>> begin

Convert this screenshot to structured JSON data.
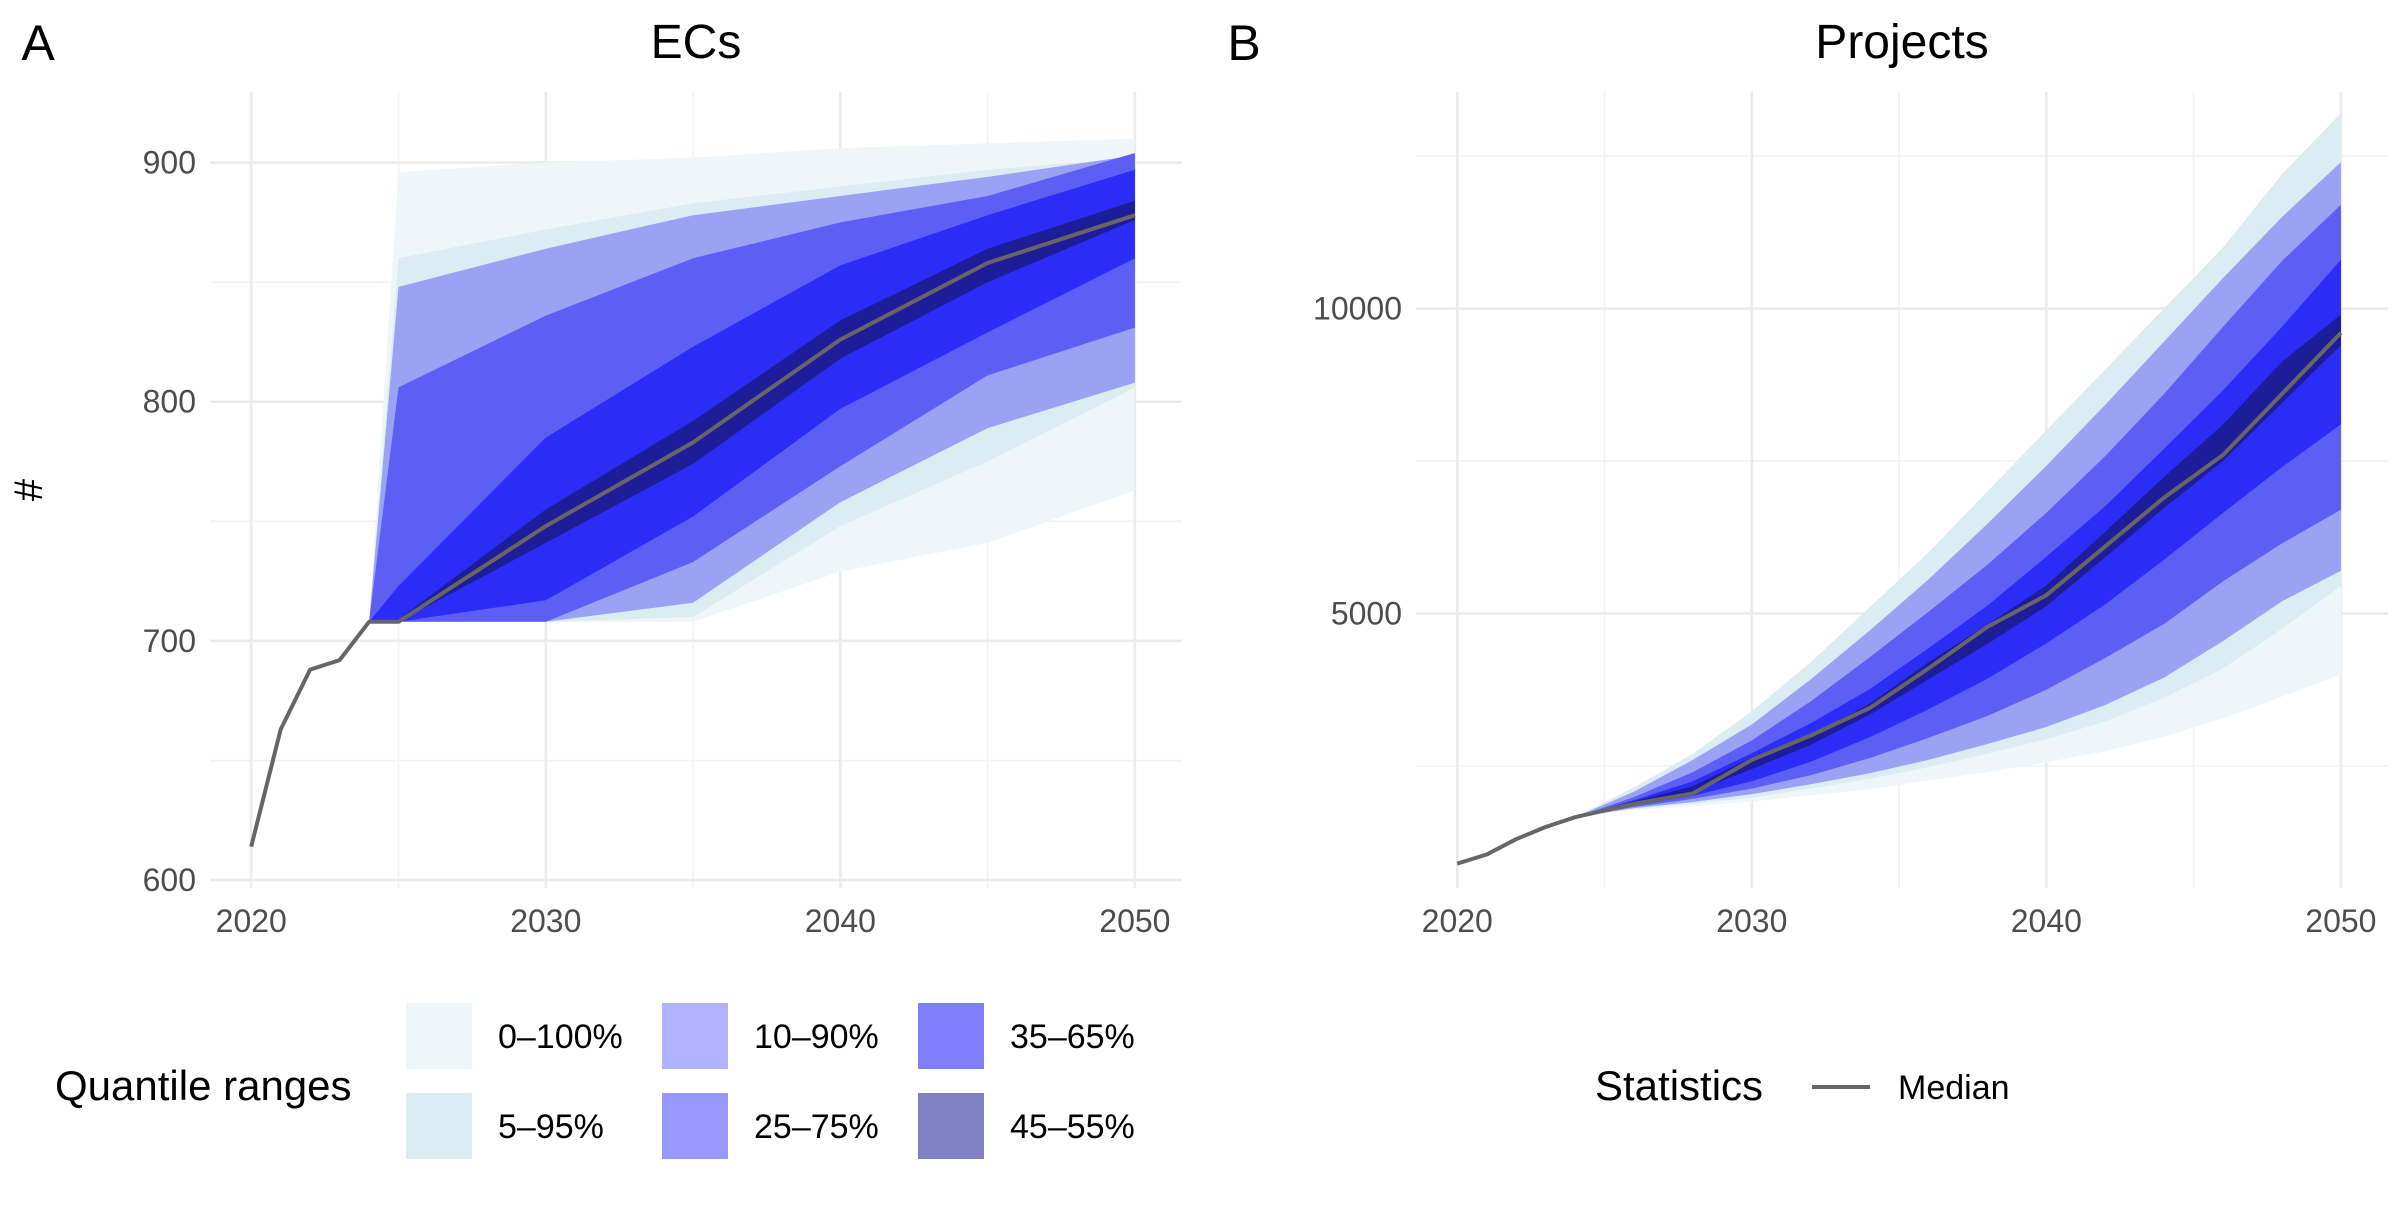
{
  "panels": [
    {
      "tag": "A",
      "title": "ECs",
      "ylabel": "#",
      "xlim": [
        2018.6,
        2051.6
      ],
      "ylim": [
        596.7,
        929.5
      ],
      "xticks": [
        2020,
        2030,
        2040,
        2050
      ],
      "xticks_minor": [
        2025,
        2035,
        2045
      ],
      "yticks": [
        600,
        700,
        800,
        900
      ],
      "yticks_minor": [
        650,
        750,
        850
      ],
      "ytick_labels": [
        "600",
        "700",
        "800",
        "900"
      ],
      "xtick_labels": [
        "2020",
        "2030",
        "2040",
        "2050"
      ],
      "median_historical": {
        "x": [
          2020,
          2021,
          2022,
          2023,
          2024
        ],
        "y": [
          614,
          663,
          688,
          692,
          708
        ]
      },
      "forecast_x": [
        2024,
        2025,
        2030,
        2035,
        2040,
        2045,
        2050
      ],
      "bands": [
        {
          "range": "0–100%",
          "lower": [
            708,
            708,
            708,
            708,
            729,
            741,
            763
          ],
          "upper": [
            708,
            896,
            900,
            902,
            906,
            908,
            910
          ]
        },
        {
          "range": "5–95%",
          "lower": [
            708,
            708,
            708,
            710,
            748,
            775,
            806
          ],
          "upper": [
            708,
            860,
            872,
            883,
            890,
            897,
            902
          ]
        },
        {
          "range": "10–90%",
          "lower": [
            708,
            708,
            708,
            716,
            758,
            789,
            808
          ],
          "upper": [
            708,
            848,
            864,
            878,
            886,
            894,
            903
          ]
        },
        {
          "range": "25–75%",
          "lower": [
            708,
            708,
            708,
            733,
            773,
            811,
            831
          ],
          "upper": [
            708,
            806,
            836,
            860,
            875,
            886,
            904
          ]
        },
        {
          "range": "35–65%",
          "lower": [
            708,
            708,
            717,
            752,
            797,
            829,
            860
          ],
          "upper": [
            708,
            723,
            785,
            823,
            857,
            878,
            897
          ]
        },
        {
          "range": "45–55%",
          "lower": [
            708,
            708,
            741,
            774,
            818,
            850,
            876
          ],
          "upper": [
            708,
            709,
            755,
            792,
            834,
            864,
            884
          ]
        }
      ],
      "median_forecast": [
        708,
        708,
        748,
        783,
        826,
        858,
        878
      ]
    },
    {
      "tag": "B",
      "title": "Projects",
      "ylabel": "",
      "xlim": [
        2018.6,
        2051.6
      ],
      "ylim": [
        500,
        13550
      ],
      "xticks": [
        2020,
        2030,
        2040,
        2050
      ],
      "xticks_minor": [
        2025,
        2035,
        2045
      ],
      "yticks": [
        5000,
        10000
      ],
      "yticks_minor": [
        2500,
        7500,
        12500
      ],
      "ytick_labels": [
        "5000",
        "10000"
      ],
      "xtick_labels": [
        "2020",
        "2030",
        "2040",
        "2050"
      ],
      "median_historical": {
        "x": [
          2020,
          2021,
          2022,
          2023,
          2024
        ],
        "y": [
          900,
          1050,
          1300,
          1500,
          1660
        ]
      },
      "forecast_x": [
        2024,
        2026,
        2028,
        2030,
        2032,
        2034,
        2036,
        2038,
        2040,
        2042,
        2044,
        2046,
        2048,
        2050
      ],
      "bands": [
        {
          "range": "0–100%",
          "lower": [
            1660,
            1780,
            1840,
            1920,
            2020,
            2120,
            2260,
            2400,
            2560,
            2740,
            2980,
            3280,
            3640,
            4000
          ],
          "upper": [
            1660,
            2150,
            2700,
            3400,
            4200,
            5100,
            6000,
            7000,
            8000,
            9000,
            10000,
            11000,
            12200,
            13200
          ]
        },
        {
          "range": "5–95%",
          "lower": [
            1660,
            1800,
            1880,
            1980,
            2130,
            2290,
            2480,
            2700,
            2940,
            3230,
            3620,
            4100,
            4750,
            5450
          ]
        },
        {
          "range": "10–90%",
          "lower": [
            1660,
            1810,
            1910,
            2040,
            2200,
            2380,
            2600,
            2860,
            3140,
            3500,
            3950,
            4550,
            5200,
            5700
          ],
          "upper": [
            1660,
            2080,
            2600,
            3180,
            3920,
            4720,
            5560,
            6470,
            7420,
            8420,
            9460,
            10500,
            11500,
            12400
          ]
        },
        {
          "range": "25–75%",
          "lower": [
            1660,
            1830,
            1960,
            2130,
            2350,
            2630,
            2960,
            3320,
            3750,
            4270,
            4830,
            5530,
            6150,
            6700
          ],
          "upper": [
            1660,
            1990,
            2400,
            2920,
            3560,
            4280,
            5030,
            5800,
            6650,
            7580,
            8600,
            9700,
            10780,
            11700
          ]
        },
        {
          "range": "35–65%",
          "lower": [
            1660,
            1850,
            2010,
            2250,
            2570,
            2970,
            3430,
            3930,
            4510,
            5150,
            5880,
            6650,
            7400,
            8100
          ],
          "upper": [
            1660,
            1940,
            2250,
            2710,
            3200,
            3760,
            4430,
            5130,
            5930,
            6760,
            7700,
            8660,
            9700,
            10800
          ]
        },
        {
          "range": "45–55%",
          "lower": [
            1660,
            1880,
            2070,
            2450,
            2850,
            3340,
            3920,
            4500,
            5120,
            5920,
            6730,
            7500,
            8450,
            9400
          ],
          "upper": [
            1660,
            1920,
            2170,
            2640,
            3000,
            3520,
            4200,
            4820,
            5460,
            6340,
            7240,
            8100,
            9130,
            9900
          ]
        }
      ],
      "median_forecast": [
        1660,
        1880,
        2050,
        2600,
        3000,
        3450,
        4100,
        4780,
        5300,
        6100,
        6900,
        7600,
        8600,
        9600
      ]
    }
  ],
  "legend_quantiles": {
    "title": "Quantile ranges",
    "items": [
      {
        "label": "0–100%",
        "color": "#eef6f9"
      },
      {
        "label": "10–90%",
        "color": "#b1b2ff"
      },
      {
        "label": "35–65%",
        "color": "#7f7ffd"
      },
      {
        "label": "5–95%",
        "color": "#dcecf3"
      },
      {
        "label": "25–75%",
        "color": "#9898fe"
      },
      {
        "label": "45–55%",
        "color": "#7f7fc2"
      }
    ]
  },
  "legend_statistics": {
    "title": "Statistics",
    "items": [
      {
        "label": "Median",
        "color": "#666666"
      }
    ]
  },
  "band_fill_colors": {
    "0–100%": "#eef6f9",
    "5–95%": "#dcecf3",
    "10–90%": "#9aa2f3",
    "25–75%": "#5d5ff4",
    "35–65%": "#2c2cf7",
    "45–55%": "#1d1d9a"
  },
  "median_color": "#666666",
  "grid_color": "#ebebeb"
}
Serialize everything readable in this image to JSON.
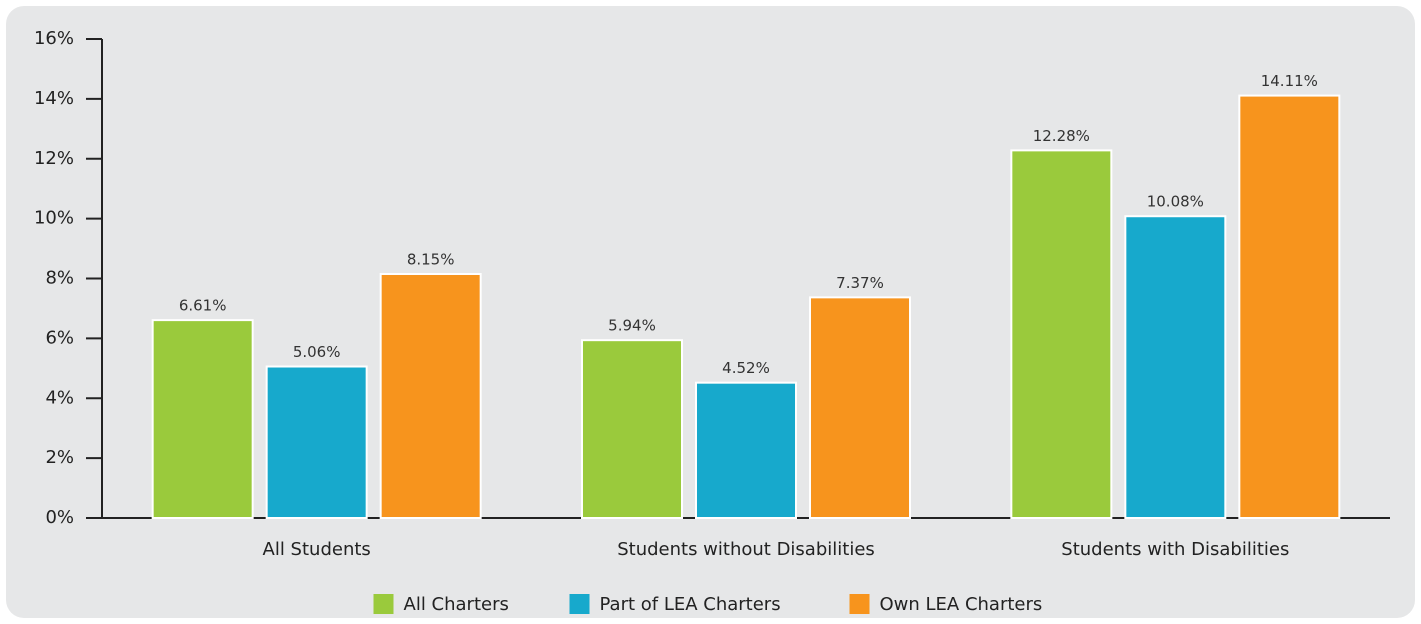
{
  "chart_data": {
    "type": "bar",
    "categories": [
      "All Students",
      "Students without Disabilities",
      "Students with Disabilities"
    ],
    "series": [
      {
        "name": "All Charters",
        "color": "#9aca3c",
        "values": [
          6.61,
          5.94,
          12.28
        ],
        "value_labels": [
          "6.61%",
          "5.94%",
          "12.28%"
        ]
      },
      {
        "name": "Part of LEA Charters",
        "color": "#17a9cc",
        "values": [
          5.06,
          4.52,
          10.08
        ],
        "value_labels": [
          "5.06%",
          "4.52%",
          "10.08%"
        ]
      },
      {
        "name": "Own LEA Charters",
        "color": "#f7941d",
        "values": [
          8.15,
          7.37,
          14.11
        ],
        "value_labels": [
          "8.15%",
          "7.37%",
          "14.11%"
        ]
      }
    ],
    "ylim": [
      0,
      16
    ],
    "yticks": [
      {
        "value": 0,
        "label": "0%"
      },
      {
        "value": 2,
        "label": "2%"
      },
      {
        "value": 4,
        "label": "4%"
      },
      {
        "value": 6,
        "label": "6%"
      },
      {
        "value": 8,
        "label": "8%"
      },
      {
        "value": 10,
        "label": "10%"
      },
      {
        "value": 12,
        "label": "12%"
      },
      {
        "value": 14,
        "label": "14%"
      },
      {
        "value": 16,
        "label": "16%"
      }
    ],
    "legend": "bottom"
  }
}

>> end

PROBLEM: Pull every line containing the word "Students" out of the material and copy it.

EXERCISE RESPONSE:
      "All Students",
      "Students without Disabilities",
      "Students with Disabilities"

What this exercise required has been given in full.